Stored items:
#####

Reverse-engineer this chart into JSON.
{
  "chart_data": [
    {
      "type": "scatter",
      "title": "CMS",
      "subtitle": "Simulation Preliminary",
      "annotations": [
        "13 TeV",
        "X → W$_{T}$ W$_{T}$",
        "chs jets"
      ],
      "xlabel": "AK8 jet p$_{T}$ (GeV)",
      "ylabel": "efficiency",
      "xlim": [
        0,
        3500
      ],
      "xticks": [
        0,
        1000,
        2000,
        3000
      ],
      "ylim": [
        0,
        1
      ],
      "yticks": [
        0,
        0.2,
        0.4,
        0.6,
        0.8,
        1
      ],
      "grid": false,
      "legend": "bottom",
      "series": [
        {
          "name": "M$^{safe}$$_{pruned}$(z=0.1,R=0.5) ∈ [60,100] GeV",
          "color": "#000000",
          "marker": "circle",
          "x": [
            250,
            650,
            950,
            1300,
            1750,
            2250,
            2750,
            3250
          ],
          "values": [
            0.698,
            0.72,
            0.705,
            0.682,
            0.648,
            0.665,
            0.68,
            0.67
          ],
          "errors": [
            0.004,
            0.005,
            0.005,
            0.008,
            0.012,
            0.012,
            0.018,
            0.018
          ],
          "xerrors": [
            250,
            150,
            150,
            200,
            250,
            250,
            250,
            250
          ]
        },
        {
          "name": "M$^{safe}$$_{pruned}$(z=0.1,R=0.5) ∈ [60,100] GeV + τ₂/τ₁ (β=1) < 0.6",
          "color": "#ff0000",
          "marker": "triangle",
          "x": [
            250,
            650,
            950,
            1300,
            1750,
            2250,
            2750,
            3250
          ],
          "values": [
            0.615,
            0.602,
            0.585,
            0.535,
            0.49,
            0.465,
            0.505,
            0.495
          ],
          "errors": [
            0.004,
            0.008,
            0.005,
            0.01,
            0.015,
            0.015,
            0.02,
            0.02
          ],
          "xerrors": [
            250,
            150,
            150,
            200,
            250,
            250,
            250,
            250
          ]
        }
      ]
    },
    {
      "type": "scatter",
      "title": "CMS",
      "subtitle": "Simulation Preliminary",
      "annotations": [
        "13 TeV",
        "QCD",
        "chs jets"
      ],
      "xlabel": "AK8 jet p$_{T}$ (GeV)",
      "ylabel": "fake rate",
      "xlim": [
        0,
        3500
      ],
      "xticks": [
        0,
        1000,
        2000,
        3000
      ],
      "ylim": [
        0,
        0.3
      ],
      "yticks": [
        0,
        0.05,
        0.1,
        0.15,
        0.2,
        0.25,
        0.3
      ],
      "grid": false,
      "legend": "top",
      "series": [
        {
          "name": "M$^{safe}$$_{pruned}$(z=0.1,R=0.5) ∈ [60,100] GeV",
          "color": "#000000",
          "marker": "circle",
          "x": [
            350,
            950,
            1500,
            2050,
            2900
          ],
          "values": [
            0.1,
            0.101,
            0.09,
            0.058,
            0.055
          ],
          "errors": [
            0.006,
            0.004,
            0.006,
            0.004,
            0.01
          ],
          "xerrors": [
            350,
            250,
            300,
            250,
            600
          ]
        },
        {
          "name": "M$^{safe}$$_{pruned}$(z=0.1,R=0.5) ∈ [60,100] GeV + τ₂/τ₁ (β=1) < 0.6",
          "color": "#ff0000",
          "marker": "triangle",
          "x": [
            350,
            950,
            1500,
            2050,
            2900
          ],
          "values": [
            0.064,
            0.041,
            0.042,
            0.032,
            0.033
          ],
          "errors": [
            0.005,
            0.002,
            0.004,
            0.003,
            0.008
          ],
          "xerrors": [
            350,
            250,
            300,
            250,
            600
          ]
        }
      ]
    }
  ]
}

#####

> Goal of the exercise
Every line in the data above that contains "ylabel" needs to be copied.

> Full solution
      "ylabel": "efficiency",
      "ylabel": "fake rate",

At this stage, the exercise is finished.